TO DO:
Locate each line in the records containing "Seite". Copy it.

EXERCISE MATERIAL:

>>>>>

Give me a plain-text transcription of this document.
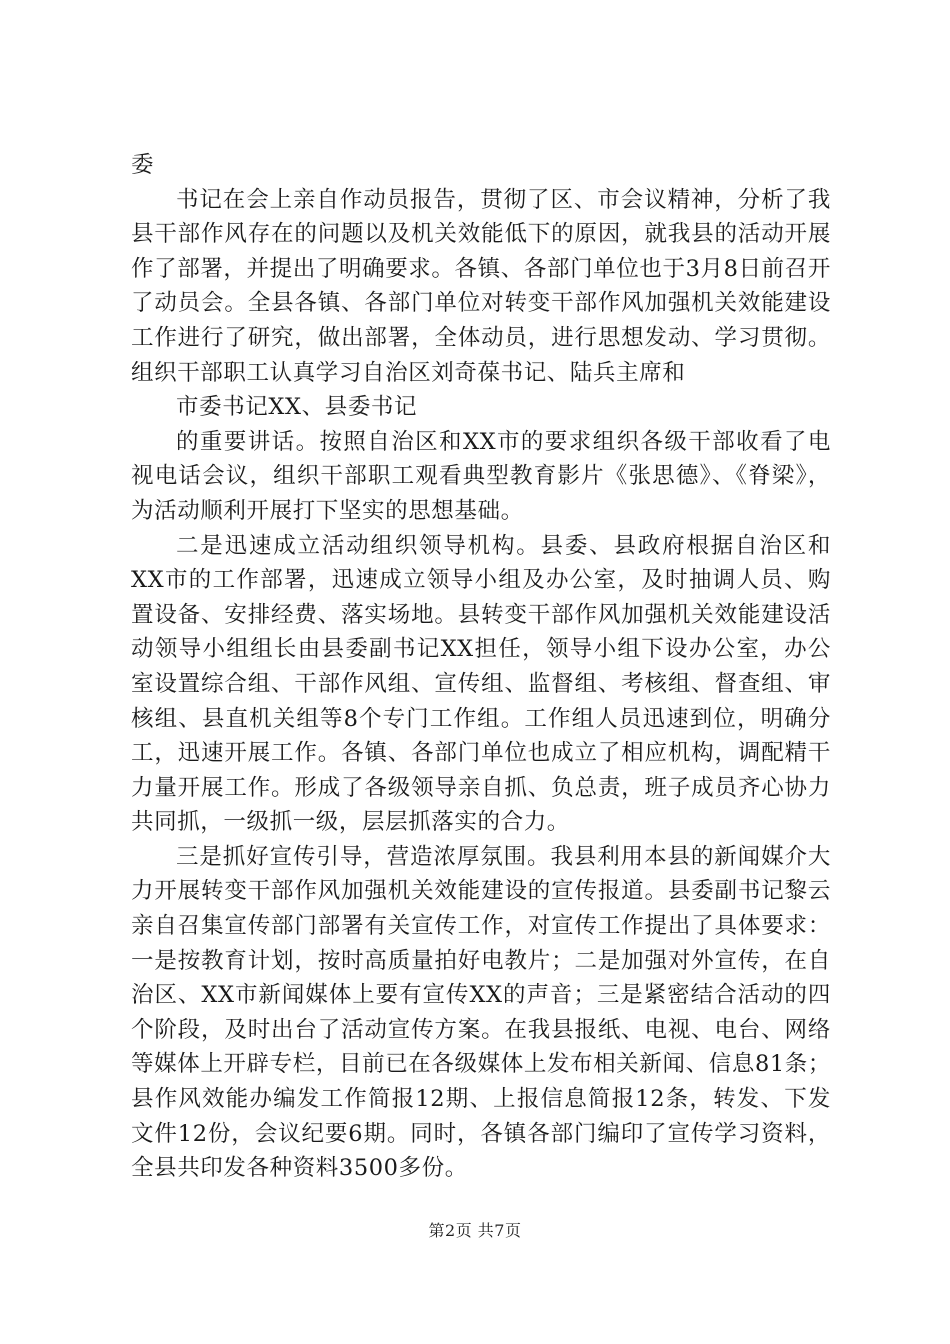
委

书记在会上亲自作动员报告，贯彻了区、市会议精神，分析了我县干部作风存在的问题以及机关效能低下的原因，就我县的活动开展作了部署，并提出了明确要求。各镇、各部门单位也于3月8日前召开了动员会。全县各镇、各部门单位对转变干部作风加强机关效能建设工作进行了研究，做出部署，全体动员，进行思想发动、学习贯彻。组织干部职工认真学习自治区刘奇葆书记、陆兵主席和

市委书记XX、县委书记

的重要讲话。按照自治区和XX市的要求组织各级干部收看了电视电话会议，组织干部职工观看典型教育影片《张思德》、《脊梁》，为活动顺利开展打下坚实的思想基础。

二是迅速成立活动组织领导机构。县委、县政府根据自治区和XX市的工作部署，迅速成立领导小组及办公室，及时抽调人员、购置设备、安排经费、落实场地。县转变干部作风加强机关效能建设活动领导小组组长由县委副书记XX担任，领导小组下设办公室，办公室设置综合组、干部作风组、宣传组、监督组、考核组、督查组、审核组、县直机关组等8个专门工作组。工作组人员迅速到位，明确分工，迅速开展工作。各镇、各部门单位也成立了相应机构，调配精干力量开展工作。形成了各级领导亲自抓、负总责，班子成员齐心协力共同抓，一级抓一级，层层抓落实的合力。

三是抓好宣传引导，营造浓厚氛围。我县利用本县的新闻媒介大力开展转变干部作风加强机关效能建设的宣传报道。县委副书记黎云亲自召集宣传部门部署有关宣传工作，对宣传工作提出了具体要求：一是按教育计划，按时高质量拍好电教片；二是加强对外宣传，在自治区、XX市新闻媒体上要有宣传XX的声音；三是紧密结合活动的四个阶段，及时出台了活动宣传方案。在我县报纸、电视、电台、网络等媒体上开辟专栏，目前已在各级媒体上发布相关新闻、信息81条；县作风效能办编发工作简报12期、上报信息简报12条，转发、下发文件12份，会议纪要6期。同时，各镇各部门编印了宣传学习资料，全县共印发各种资料3500多份。

第2页 共7页
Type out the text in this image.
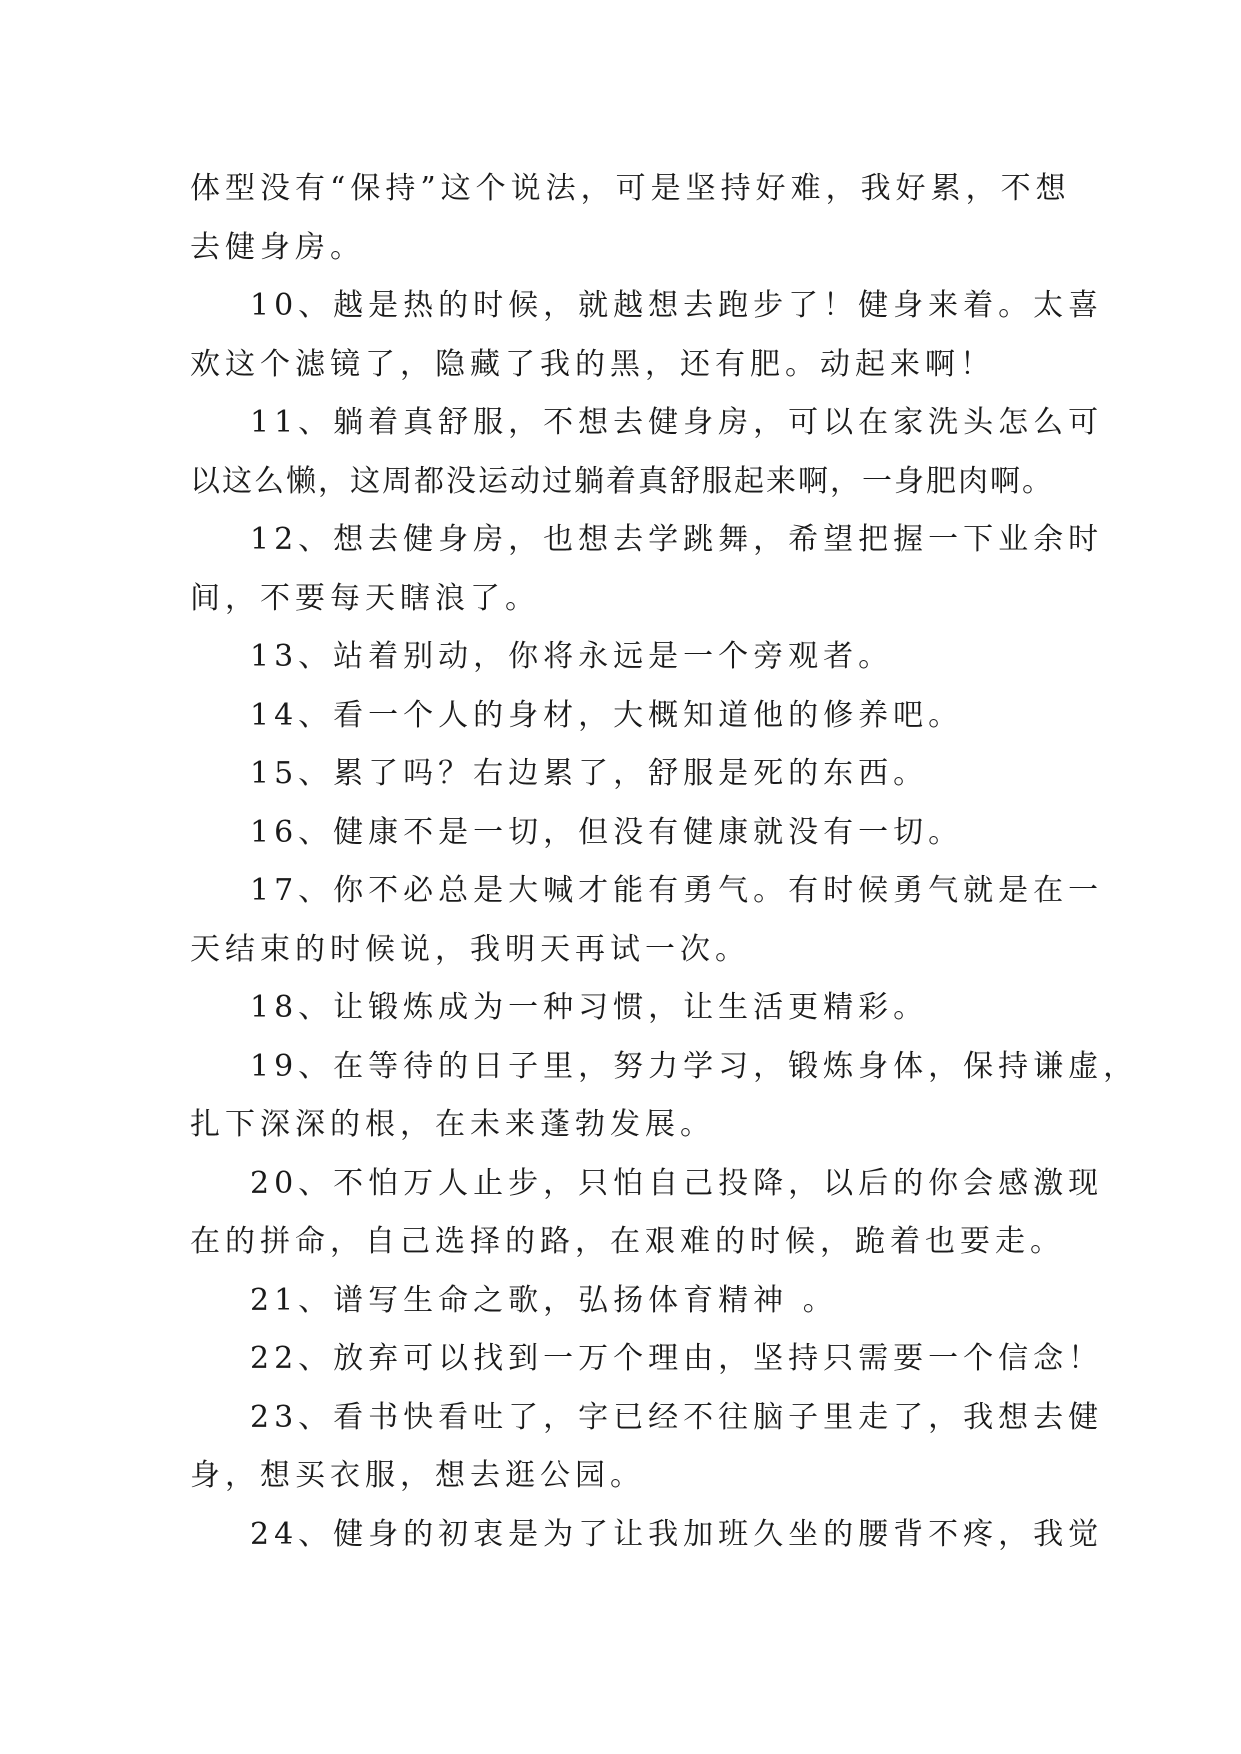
体型没有“保持”这个说法，可是坚持好难，我好累，不想

去健身房。

10、越是热的时候，就越想去跑步了！健身来着。太喜

欢这个滤镜了，隐藏了我的黑，还有肥。动起来啊！

11、躺着真舒服，不想去健身房，可以在家洗头怎么可

以这么懒，这周都没运动过躺着真舒服起来啊，一身肥肉啊。

12、想去健身房，也想去学跳舞，希望把握一下业余时

间，不要每天瞎浪了。

13、站着别动，你将永远是一个旁观者。

14、看一个人的身材，大概知道他的修养吧。

15、累了吗？右边累了，舒服是死的东西。

16、健康不是一切，但没有健康就没有一切。

17、你不必总是大喊才能有勇气。有时候勇气就是在一

天结束的时候说，我明天再试一次。

18、让锻炼成为一种习惯，让生活更精彩。

19、在等待的日子里，努力学习，锻炼身体，保持谦虚，

扎下深深的根，在未来蓬勃发展。

20、不怕万人止步，只怕自己投降，以后的你会感激现

在的拼命，自己选择的路，在艰难的时候，跪着也要走。

21、谱写生命之歌，弘扬体育精神 。

22、放弃可以找到一万个理由，坚持只需要一个信念！

23、看书快看吐了，字已经不往脑子里走了，我想去健

身，想买衣服，想去逛公园。

24、健身的初衷是为了让我加班久坐的腰背不疼，我觉
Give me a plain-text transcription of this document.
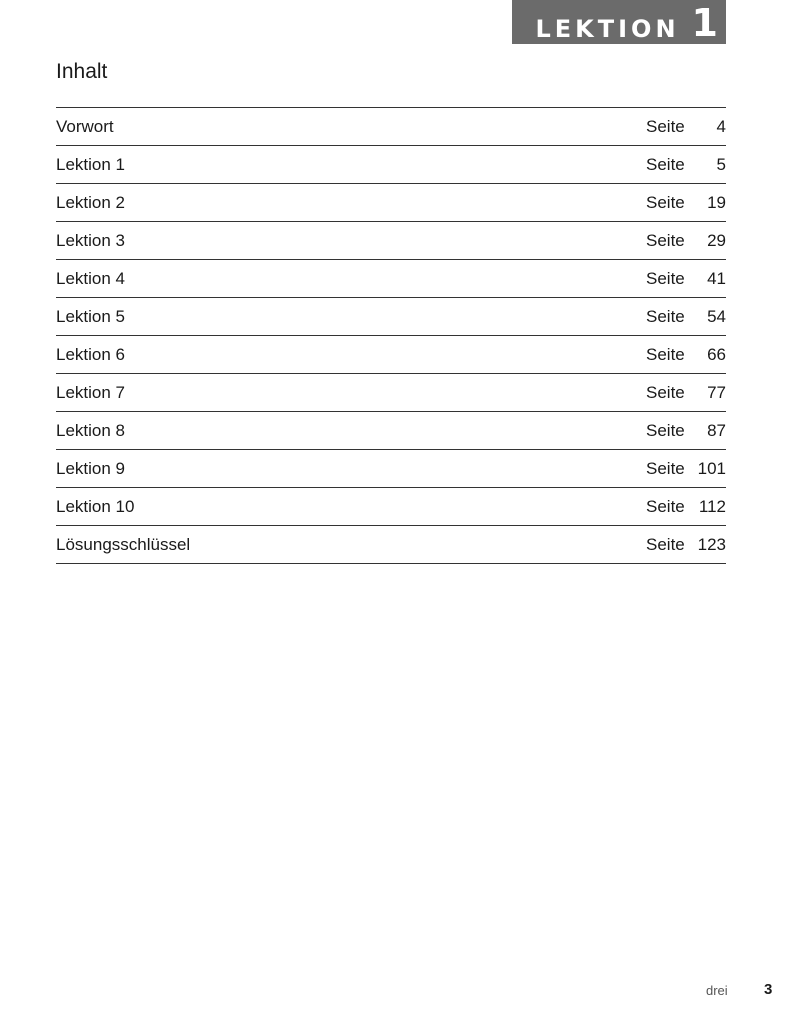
LEKTION 1
Inhalt
Vorwort	Seite	4
Lektion 1	Seite	5
Lektion 2	Seite	19
Lektion 3	Seite	29
Lektion 4	Seite	41
Lektion 5	Seite	54
Lektion 6	Seite	66
Lektion 7	Seite	77
Lektion 8	Seite	87
Lektion 9	Seite 101
Lektion 10	Seite 112
Lösungsschlüssel	Seite 123
drei 3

<<<<<

TASK ANSWER:
Vorwort	Seite	4
Lektion 1	Seite	5
Lektion 2	Seite	19
Lektion 3	Seite	29
Lektion 4	Seite	41
Lektion 5	Seite	54
Lektion 6	Seite	66
Lektion 7	Seite	77
Lektion 8	Seite	87
Lektion 9	Seite 101
Lektion 10	Seite 112
Lösungsschlüssel	Seite 123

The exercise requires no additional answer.